▶ **BRIEF**: Every line that includes the word "разности" is to be listed.
** Start of EXTRACTED ENTRIES **
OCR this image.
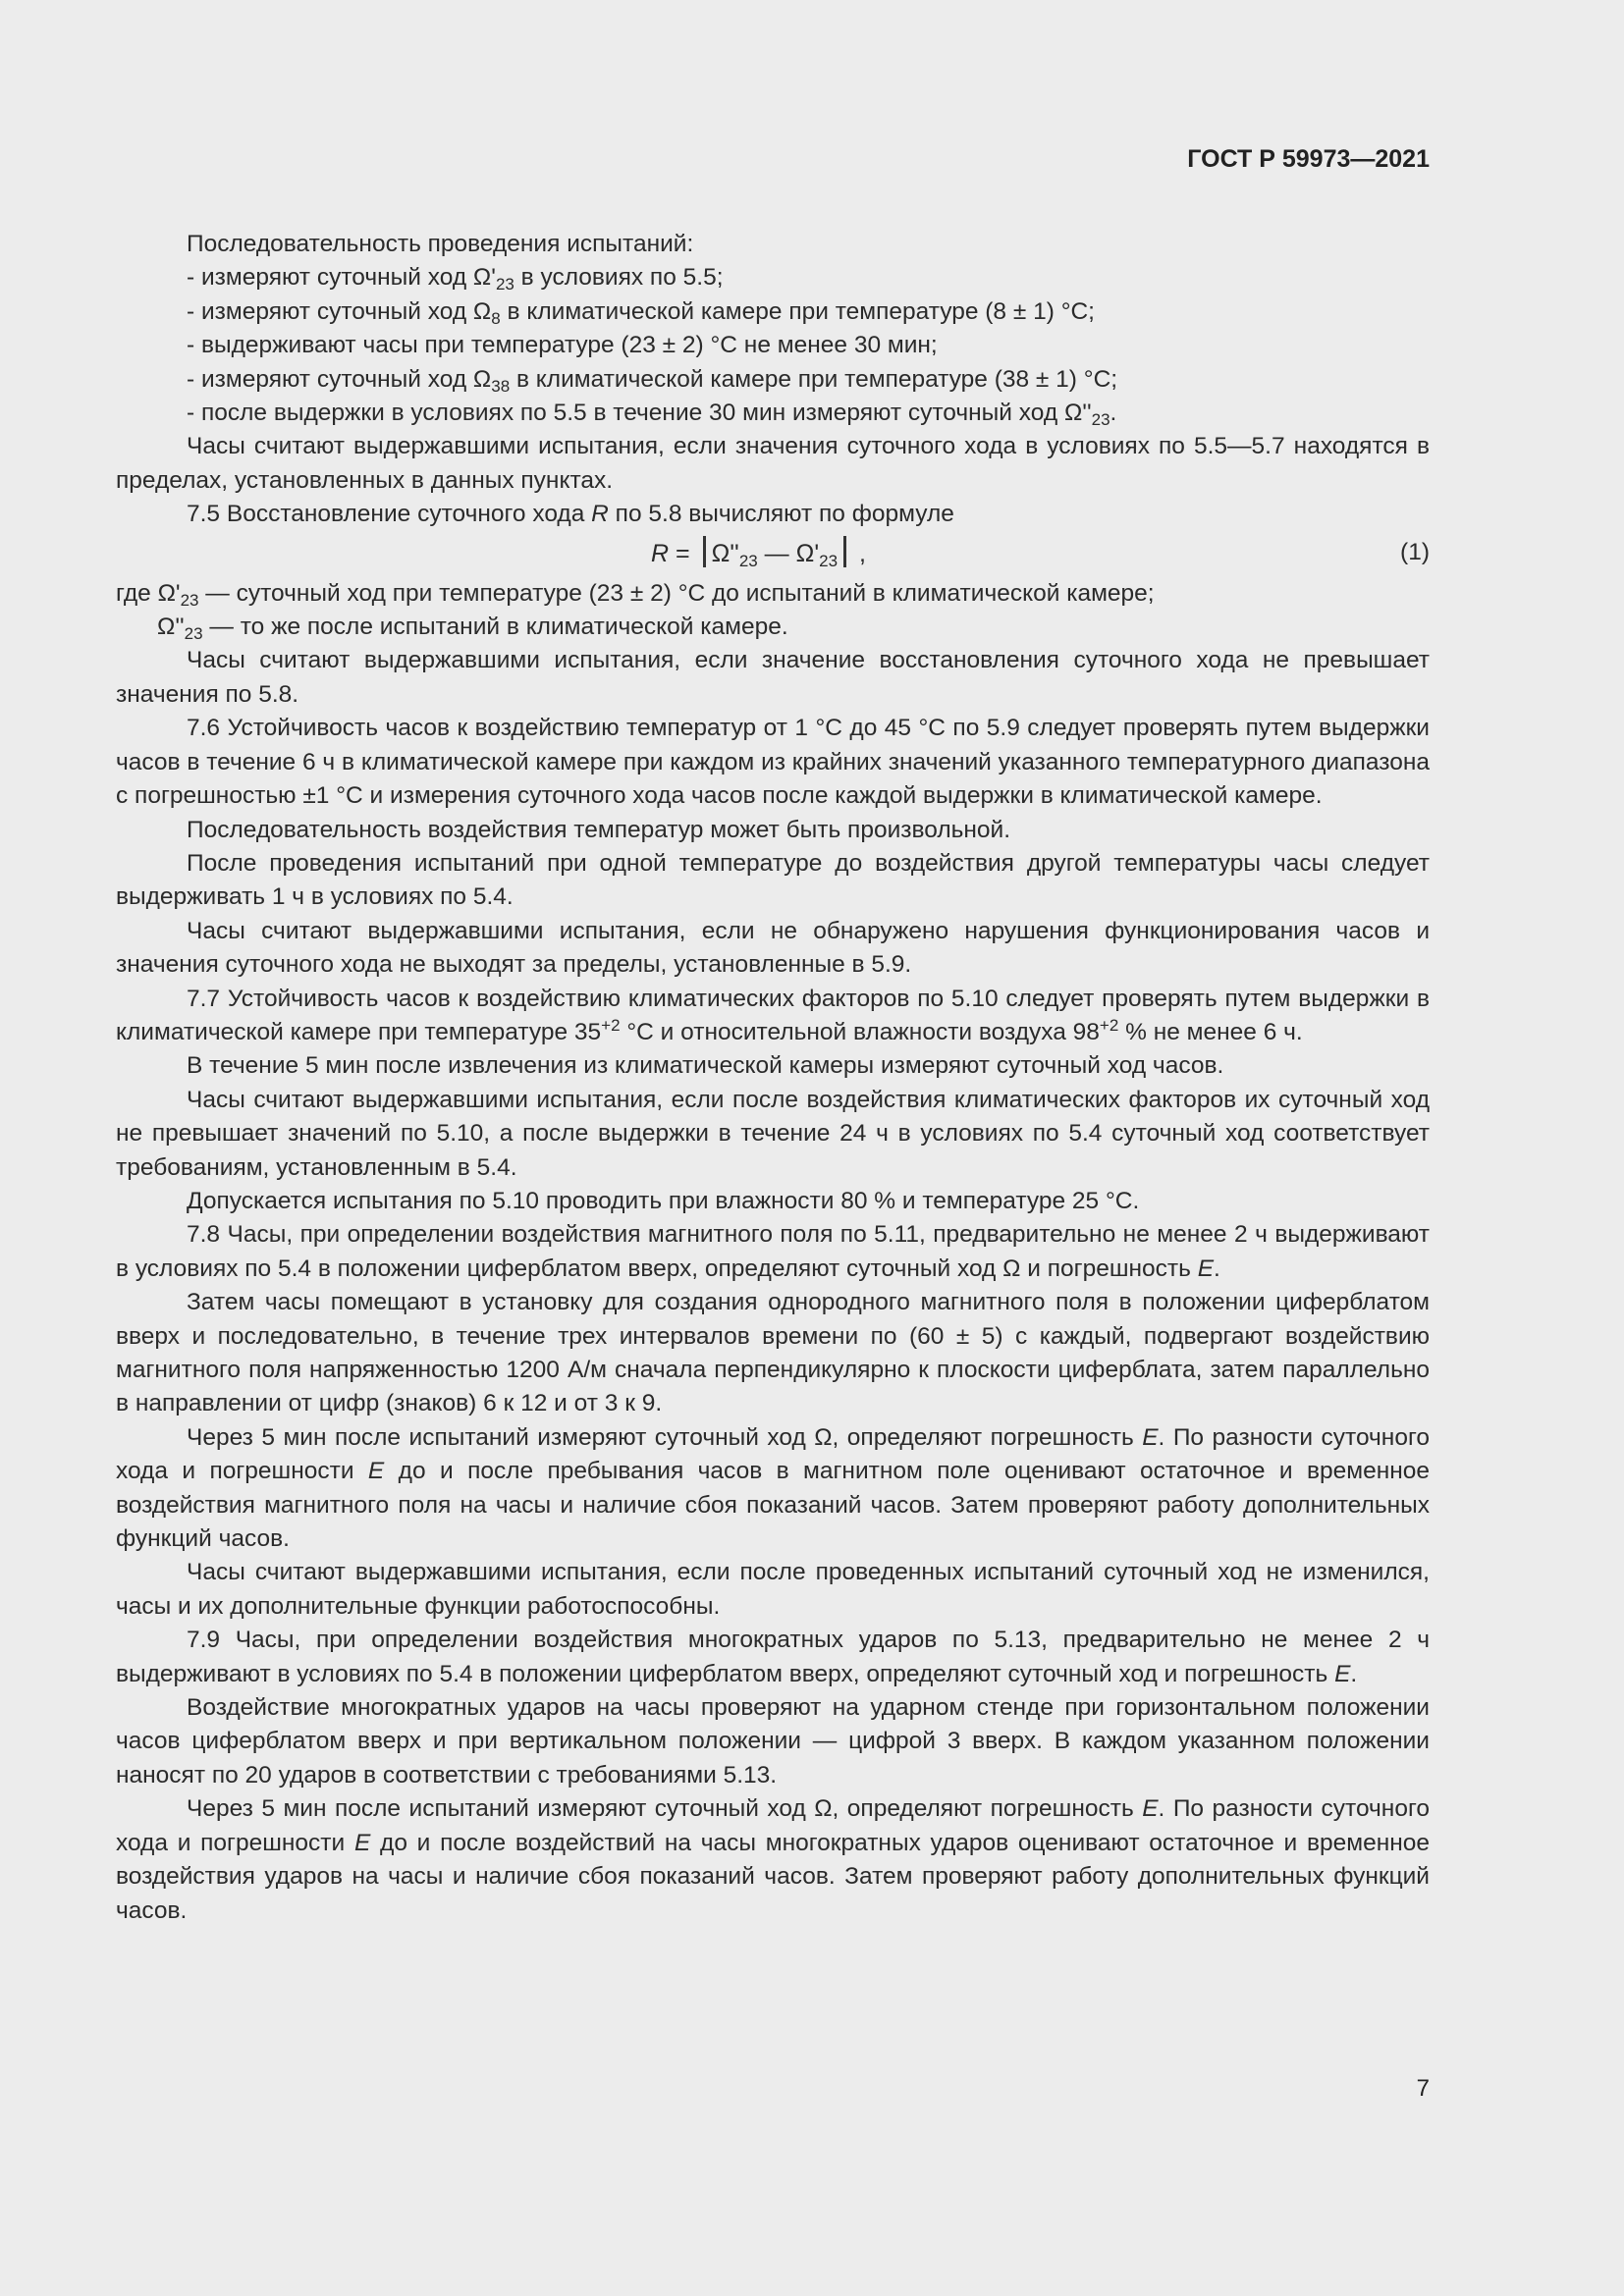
ГОСТ Р 59973—2021
Последовательность проведения испытаний:
- измеряют суточный ход $\Omega'_{23}$ в условиях по 5.5;
- измеряют суточный ход $\Omega_8$ в климатической камере при температуре (8 ± 1) °C;
- выдерживают часы при температуре (23 ± 2) °C не менее 30 мин;
- измеряют суточный ход $\Omega_{38}$ в климатической камере при температуре (38 ± 1) °C;
- после выдержки в условиях по 5.5 в течение 30 мин измеряют суточный ход $\Omega''_{23}$.
Часы считают выдержавшими испытания, если значения суточного хода в условиях по 5.5—5.7 находятся в пределах, установленных в данных пунктах.
7.5 Восстановление суточного хода R по 5.8 вычисляют по формуле
$R = \Omega''_{23}$ — $\Omega'_{23}$ ,	(1)
где $\Omega'_{23}$ — суточный ход при температуре (23 ± 2) °C до испытаний в климатической камере;
$\Omega''_{23}$ — то же после испытаний в климатической камере.
Часы считают выдержавшими испытания, если значение восстановления суточного хода не превышает значения по 5.8.
7.6 Устойчивость часов к воздействию температур от 1 °C до 45 °C по 5.9 следует проверять путем выдержки часов в течение 6 ч в климатической камере при каждом из крайних значений указанного температурного диапазона с погрешностью ±1 °C и измерения суточного хода часов после каждой выдержки в климатической камере.
Последовательность воздействия температур может быть произвольной.
После проведения испытаний при одной температуре до воздействия другой температуры часы следует выдерживать 1 ч в условиях по 5.4.
Часы считают выдержавшими испытания, если не обнаружено нарушения функционирования часов и значения суточного хода не выходят за пределы, установленные в 5.9.
7.7 Устойчивость часов к воздействию климатических факторов по 5.10 следует проверять путем выдержки в климатической камере при температуре $35^{+2}$ °C и относительной влажности воздуха $98^{+2}$ % не менее 6 ч.
В течение 5 мин после извлечения из климатической камеры измеряют суточный ход часов.
Часы считают выдержавшими испытания, если после воздействия климатических факторов их суточный ход не превышает значений по 5.10, а после выдержки в течение 24 ч в условиях по 5.4 суточный ход соответствует требованиям, установленным в 5.4.
Допускается испытания по 5.10 проводить при влажности 80 % и температуре 25 °C.
7.8 Часы, при определении воздействия магнитного поля по 5.11, предварительно не менее 2 ч выдерживают в условиях по 5.4 в положении циферблатом вверх, определяют суточный ход Ω и погрешность E.
Затем часы помещают в установку для создания однородного магнитного поля в положении циферблатом вверх и последовательно, в течение трех интервалов времени по (60 ± 5) с каждый, подвергают воздействию магнитного поля напряженностью 1200 А/м сначала перпендикулярно к плоскости циферблата, затем параллельно в направлении от цифр (знаков) 6 к 12 и от 3 к 9.
Через 5 мин после испытаний измеряют суточный ход Ω, определяют погрешность E. По разности суточного хода и погрешности E до и после пребывания часов в магнитном поле оценивают остаточное и временное воздействия магнитного поля на часы и наличие сбоя показаний часов. Затем проверяют работу дополнительных функций часов.
Часы считают выдержавшими испытания, если после проведенных испытаний суточный ход не изменился, часы и их дополнительные функции работоспособны.
7.9 Часы, при определении воздействия многократных ударов по 5.13, предварительно не менее 2 ч выдерживают в условиях по 5.4 в положении циферблатом вверх, определяют суточный ход и погрешность E.
Воздействие многократных ударов на часы проверяют на ударном стенде при горизонтальном положении часов циферблатом вверх и при вертикальном положении — цифрой 3 вверх. В каждом указанном положении наносят по 20 ударов в соответствии с требованиями 5.13.
Через 5 мин после испытаний измеряют суточный ход Ω, определяют погрешность E. По разности суточного хода и погрешности E до и после воздействий на часы многократных ударов оценивают остаточное и временное воздействия ударов на часы и наличие сбоя показаний часов. Затем проверяют работу дополнительных функций часов.
7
** End of EXTRACTED ENTRIES **
▶ **RESULT FOR THIS TASK**:
Через 5 мин после испытаний измеряют суточный ход Ω, определяют погрешность E. По разности суточного хода и погрешности E до и после пребывания часов в магнитном поле оценивают остаточное и временное воздействия магнитного поля на часы и наличие сбоя показаний часов. Затем проверяют работу дополнительных функций часов.
Через 5 мин после испытаний измеряют суточный ход Ω, определяют погрешность E. По разности суточного хода и погрешности E до и после воздействий на часы многократных ударов оценивают остаточное и временное воздействия ударов на часы и наличие сбоя показаний часов. Затем проверяют работу дополнительных функций часов.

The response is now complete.